-------- Data shown

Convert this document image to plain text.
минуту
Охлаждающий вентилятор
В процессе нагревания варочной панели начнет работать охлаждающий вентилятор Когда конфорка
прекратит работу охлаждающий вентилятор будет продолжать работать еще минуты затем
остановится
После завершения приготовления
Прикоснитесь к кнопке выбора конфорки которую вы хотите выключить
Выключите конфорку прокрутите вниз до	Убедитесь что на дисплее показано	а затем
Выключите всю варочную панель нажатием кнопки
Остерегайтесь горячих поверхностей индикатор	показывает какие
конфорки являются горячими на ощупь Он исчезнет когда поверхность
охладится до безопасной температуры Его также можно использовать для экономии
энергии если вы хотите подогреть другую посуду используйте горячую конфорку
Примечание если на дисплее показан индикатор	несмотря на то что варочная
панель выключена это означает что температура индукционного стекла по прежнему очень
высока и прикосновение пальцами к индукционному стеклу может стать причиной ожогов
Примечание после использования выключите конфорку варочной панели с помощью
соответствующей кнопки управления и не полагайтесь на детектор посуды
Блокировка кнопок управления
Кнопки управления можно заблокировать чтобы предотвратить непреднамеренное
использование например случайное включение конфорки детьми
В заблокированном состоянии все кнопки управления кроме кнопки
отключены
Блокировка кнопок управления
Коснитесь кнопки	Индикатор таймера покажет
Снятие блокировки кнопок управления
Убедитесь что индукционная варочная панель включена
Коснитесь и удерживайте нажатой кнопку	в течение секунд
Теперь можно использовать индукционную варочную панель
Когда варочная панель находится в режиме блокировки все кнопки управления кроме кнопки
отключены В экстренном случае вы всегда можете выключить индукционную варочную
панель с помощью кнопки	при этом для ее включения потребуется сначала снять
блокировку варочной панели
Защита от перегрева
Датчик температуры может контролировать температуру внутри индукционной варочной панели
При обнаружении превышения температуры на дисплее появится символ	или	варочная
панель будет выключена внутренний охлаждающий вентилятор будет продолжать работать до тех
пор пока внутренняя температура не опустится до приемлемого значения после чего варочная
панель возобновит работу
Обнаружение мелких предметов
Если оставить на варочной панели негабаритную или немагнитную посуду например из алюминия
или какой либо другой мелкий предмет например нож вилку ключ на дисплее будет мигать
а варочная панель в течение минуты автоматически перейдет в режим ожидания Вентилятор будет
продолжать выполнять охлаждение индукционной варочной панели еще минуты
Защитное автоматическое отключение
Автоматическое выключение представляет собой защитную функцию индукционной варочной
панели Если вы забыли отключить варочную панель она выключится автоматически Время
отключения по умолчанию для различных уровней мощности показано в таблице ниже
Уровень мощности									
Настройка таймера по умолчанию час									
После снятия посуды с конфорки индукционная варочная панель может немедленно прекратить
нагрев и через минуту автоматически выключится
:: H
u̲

----------------
-------- Data shown

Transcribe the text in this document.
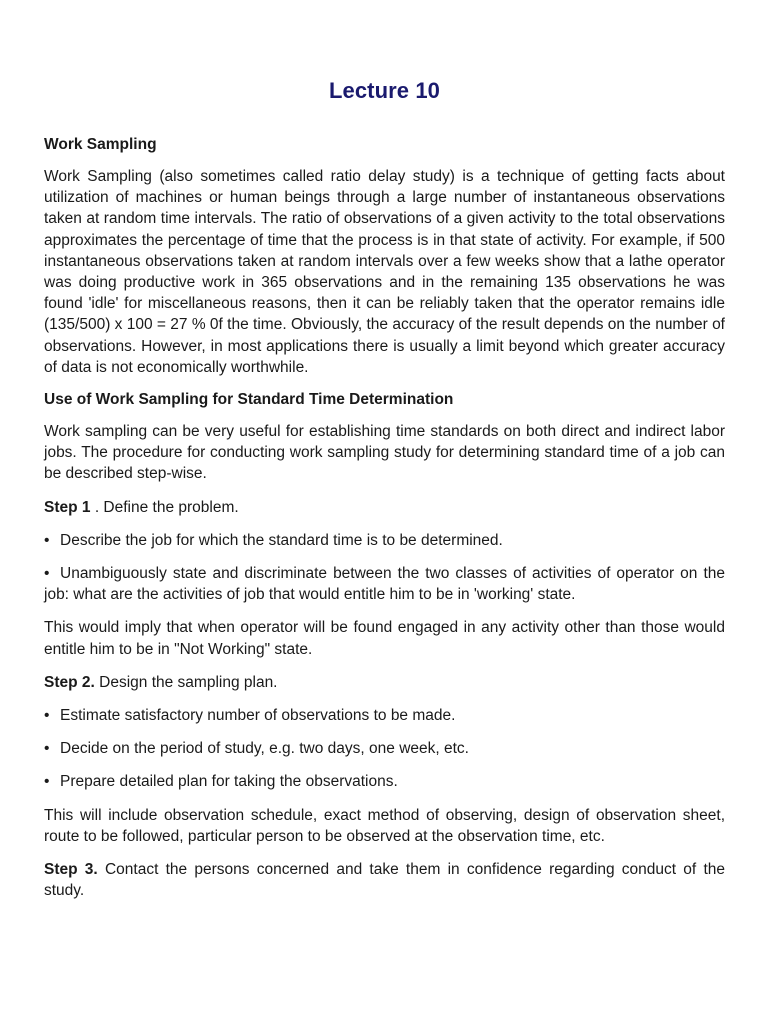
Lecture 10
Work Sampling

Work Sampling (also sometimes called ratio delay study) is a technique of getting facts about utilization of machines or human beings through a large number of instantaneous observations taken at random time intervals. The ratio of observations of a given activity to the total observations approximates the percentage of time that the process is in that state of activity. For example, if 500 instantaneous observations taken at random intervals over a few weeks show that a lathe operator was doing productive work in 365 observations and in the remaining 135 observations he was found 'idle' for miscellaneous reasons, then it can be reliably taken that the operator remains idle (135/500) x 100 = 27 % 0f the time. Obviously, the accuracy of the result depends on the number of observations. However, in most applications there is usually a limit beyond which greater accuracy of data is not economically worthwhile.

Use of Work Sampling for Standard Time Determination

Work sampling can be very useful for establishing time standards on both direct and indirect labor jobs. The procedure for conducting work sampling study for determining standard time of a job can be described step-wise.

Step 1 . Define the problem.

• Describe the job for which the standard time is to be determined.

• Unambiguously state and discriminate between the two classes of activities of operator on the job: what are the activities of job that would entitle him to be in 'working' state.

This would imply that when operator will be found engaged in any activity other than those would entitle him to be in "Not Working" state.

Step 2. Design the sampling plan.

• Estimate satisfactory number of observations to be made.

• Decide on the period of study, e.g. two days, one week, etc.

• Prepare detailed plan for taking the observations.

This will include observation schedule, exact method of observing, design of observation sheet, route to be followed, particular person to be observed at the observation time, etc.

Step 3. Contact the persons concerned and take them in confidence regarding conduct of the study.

----------------

- _Problem description_:
Find all lines with "plan" in them and copy each one.

- _Correct output_:
Step 2. Design the sampling plan.
• Prepare detailed plan for taking the observations.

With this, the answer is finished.